> [Task brief] Restate the records below word for word.

> [Raw records]
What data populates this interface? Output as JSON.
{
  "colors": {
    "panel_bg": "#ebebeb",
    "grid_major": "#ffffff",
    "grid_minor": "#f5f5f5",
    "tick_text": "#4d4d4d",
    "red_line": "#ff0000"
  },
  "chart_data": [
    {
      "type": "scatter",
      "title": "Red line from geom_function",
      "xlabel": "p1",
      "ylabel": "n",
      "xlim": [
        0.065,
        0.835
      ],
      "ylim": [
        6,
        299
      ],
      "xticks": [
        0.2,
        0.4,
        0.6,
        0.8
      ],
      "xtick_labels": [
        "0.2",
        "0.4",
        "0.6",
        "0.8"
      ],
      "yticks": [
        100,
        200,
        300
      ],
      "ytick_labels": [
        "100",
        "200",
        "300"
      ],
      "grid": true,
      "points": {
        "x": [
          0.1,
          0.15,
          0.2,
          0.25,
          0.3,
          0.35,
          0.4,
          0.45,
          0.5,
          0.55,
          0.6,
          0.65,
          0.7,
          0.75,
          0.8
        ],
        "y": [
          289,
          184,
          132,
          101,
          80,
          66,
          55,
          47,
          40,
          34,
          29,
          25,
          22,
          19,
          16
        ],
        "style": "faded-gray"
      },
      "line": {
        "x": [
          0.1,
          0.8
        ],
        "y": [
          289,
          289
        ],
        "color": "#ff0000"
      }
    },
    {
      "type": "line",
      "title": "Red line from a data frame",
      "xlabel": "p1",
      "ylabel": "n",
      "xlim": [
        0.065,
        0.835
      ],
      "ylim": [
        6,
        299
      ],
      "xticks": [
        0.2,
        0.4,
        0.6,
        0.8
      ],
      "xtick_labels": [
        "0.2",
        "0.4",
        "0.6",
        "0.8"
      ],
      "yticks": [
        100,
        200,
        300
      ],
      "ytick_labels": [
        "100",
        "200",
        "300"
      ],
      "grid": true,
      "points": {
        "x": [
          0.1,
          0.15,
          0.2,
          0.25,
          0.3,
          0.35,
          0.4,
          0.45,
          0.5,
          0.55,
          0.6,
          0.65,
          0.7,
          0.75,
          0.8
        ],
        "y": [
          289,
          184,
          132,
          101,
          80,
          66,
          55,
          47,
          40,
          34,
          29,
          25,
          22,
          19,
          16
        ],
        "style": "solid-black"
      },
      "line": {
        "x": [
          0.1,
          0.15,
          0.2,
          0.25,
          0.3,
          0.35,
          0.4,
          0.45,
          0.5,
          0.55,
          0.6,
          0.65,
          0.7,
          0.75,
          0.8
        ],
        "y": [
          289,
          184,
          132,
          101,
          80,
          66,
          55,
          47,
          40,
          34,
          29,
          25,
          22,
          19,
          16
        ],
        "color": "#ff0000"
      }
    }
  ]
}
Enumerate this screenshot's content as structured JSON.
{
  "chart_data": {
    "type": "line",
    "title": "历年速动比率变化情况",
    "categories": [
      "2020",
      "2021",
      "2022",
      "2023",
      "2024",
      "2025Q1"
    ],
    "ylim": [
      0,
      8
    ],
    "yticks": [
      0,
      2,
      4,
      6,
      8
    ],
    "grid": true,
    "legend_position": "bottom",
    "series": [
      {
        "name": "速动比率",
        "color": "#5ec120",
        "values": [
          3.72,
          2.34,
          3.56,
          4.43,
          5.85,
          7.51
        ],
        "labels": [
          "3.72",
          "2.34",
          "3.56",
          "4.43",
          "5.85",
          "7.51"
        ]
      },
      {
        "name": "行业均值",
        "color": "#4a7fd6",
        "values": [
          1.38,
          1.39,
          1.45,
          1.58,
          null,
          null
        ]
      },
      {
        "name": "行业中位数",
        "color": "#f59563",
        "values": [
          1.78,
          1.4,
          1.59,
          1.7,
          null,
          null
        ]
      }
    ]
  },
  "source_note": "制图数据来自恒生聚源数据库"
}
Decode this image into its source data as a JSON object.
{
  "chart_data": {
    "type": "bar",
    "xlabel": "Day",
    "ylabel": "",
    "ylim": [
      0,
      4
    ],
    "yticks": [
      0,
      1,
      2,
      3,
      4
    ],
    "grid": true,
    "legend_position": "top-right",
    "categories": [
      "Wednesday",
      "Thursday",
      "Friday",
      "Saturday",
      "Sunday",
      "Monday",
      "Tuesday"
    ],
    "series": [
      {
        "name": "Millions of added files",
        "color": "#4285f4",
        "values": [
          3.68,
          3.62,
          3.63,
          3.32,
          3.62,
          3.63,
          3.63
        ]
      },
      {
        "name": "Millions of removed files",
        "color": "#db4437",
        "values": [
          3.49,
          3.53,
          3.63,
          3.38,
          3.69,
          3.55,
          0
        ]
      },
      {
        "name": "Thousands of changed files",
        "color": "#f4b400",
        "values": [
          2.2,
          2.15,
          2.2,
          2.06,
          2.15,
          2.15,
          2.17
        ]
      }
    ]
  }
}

> [Final answer]
What data populates this interface? Output as JSON.
{
  "colors": {
    "panel_bg": "#ebebeb",
    "grid_major": "#ffffff",
    "grid_minor": "#f5f5f5",
    "tick_text": "#4d4d4d",
    "red_line": "#ff0000"
  },
  "chart_data": [
    {
      "type": "scatter",
      "title": "Red line from geom_function",
      "xlabel": "p1",
      "ylabel": "n",
      "xlim": [
        0.065,
        0.835
      ],
      "ylim": [
        6,
        299
      ],
      "xticks": [
        0.2,
        0.4,
        0.6,
        0.8
      ],
      "xtick_labels": [
        "0.2",
        "0.4",
        "0.6",
        "0.8"
      ],
      "yticks": [
        100,
        200,
        300
      ],
      "ytick_labels": [
        "100",
        "200",
        "300"
      ],
      "grid": true,
      "points": {
        "x": [
          0.1,
          0.15,
          0.2,
          0.25,
          0.3,
          0.35,
          0.4,
          0.45,
          0.5,
          0.55,
          0.6,
          0.65,
          0.7,
          0.75,
          0.8
        ],
        "y": [
          289,
          184,
          132,
          101,
          80,
          66,
          55,
          47,
          40,
          34,
          29,
          25,
          22,
          19,
          16
        ],
        "style": "faded-gray"
      },
      "line": {
        "x": [
          0.1,
          0.8
        ],
        "y": [
          289,
          289
        ],
        "color": "#ff0000"
      }
    },
    {
      "type": "line",
      "title": "Red line from a data frame",
      "xlabel": "p1",
      "ylabel": "n",
      "xlim": [
        0.065,
        0.835
      ],
      "ylim": [
        6,
        299
      ],
      "xticks": [
        0.2,
        0.4,
        0.6,
        0.8
      ],
      "xtick_labels": [
        "0.2",
        "0.4",
        "0.6",
        "0.8"
      ],
      "yticks": [
        100,
        200,
        300
      ],
      "ytick_labels": [
        "100",
        "200",
        "300"
      ],
      "grid": true,
      "points": {
        "x": [
          0.1,
          0.15,
          0.2,
          0.25,
          0.3,
          0.35,
          0.4,
          0.45,
          0.5,
          0.55,
          0.6,
          0.65,
          0.7,
          0.75,
          0.8
        ],
        "y": [
          289,
          184,
          132,
          101,
          80,
          66,
          55,
          47,
          40,
          34,
          29,
          25,
          22,
          19,
          16
        ],
        "style": "solid-black"
      },
      "line": {
        "x": [
          0.1,
          0.15,
          0.2,
          0.25,
          0.3,
          0.35,
          0.4,
          0.45,
          0.5,
          0.55,
          0.6,
          0.65,
          0.7,
          0.75,
          0.8
        ],
        "y": [
          289,
          184,
          132,
          101,
          80,
          66,
          55,
          47,
          40,
          34,
          29,
          25,
          22,
          19,
          16
        ],
        "color": "#ff0000"
      }
    }
  ]
}
Enumerate this screenshot's content as structured JSON.
{
  "chart_data": {
    "type": "line",
    "title": "历年速动比率变化情况",
    "categories": [
      "2020",
      "2021",
      "2022",
      "2023",
      "2024",
      "2025Q1"
    ],
    "ylim": [
      0,
      8
    ],
    "yticks": [
      0,
      2,
      4,
      6,
      8
    ],
    "grid": true,
    "legend_position": "bottom",
    "series": [
      {
        "name": "速动比率",
        "color": "#5ec120",
        "values": [
          3.72,
          2.34,
          3.56,
          4.43,
          5.85,
          7.51
        ],
        "labels": [
          "3.72",
          "2.34",
          "3.56",
          "4.43",
          "5.85",
          "7.51"
        ]
      },
      {
        "name": "行业均值",
        "color": "#4a7fd6",
        "values": [
          1.38,
          1.39,
          1.45,
          1.58,
          null,
          null
        ]
      },
      {
        "name": "行业中位数",
        "color": "#f59563",
        "values": [
          1.78,
          1.4,
          1.59,
          1.7,
          null,
          null
        ]
      }
    ]
  },
  "source_note": "制图数据来自恒生聚源数据库"
}
Decode this image into its source data as a JSON object.
{
  "chart_data": {
    "type": "bar",
    "xlabel": "Day",
    "ylabel": "",
    "ylim": [
      0,
      4
    ],
    "yticks": [
      0,
      1,
      2,
      3,
      4
    ],
    "grid": true,
    "legend_position": "top-right",
    "categories": [
      "Wednesday",
      "Thursday",
      "Friday",
      "Saturday",
      "Sunday",
      "Monday",
      "Tuesday"
    ],
    "series": [
      {
        "name": "Millions of added files",
        "color": "#4285f4",
        "values": [
          3.68,
          3.62,
          3.63,
          3.32,
          3.62,
          3.63,
          3.63
        ]
      },
      {
        "name": "Millions of removed files",
        "color": "#db4437",
        "values": [
          3.49,
          3.53,
          3.63,
          3.38,
          3.69,
          3.55,
          0
        ]
      },
      {
        "name": "Thousands of changed files",
        "color": "#f4b400",
        "values": [
          2.2,
          2.15,
          2.2,
          2.06,
          2.15,
          2.15,
          2.17
        ]
      }
    ]
  }
}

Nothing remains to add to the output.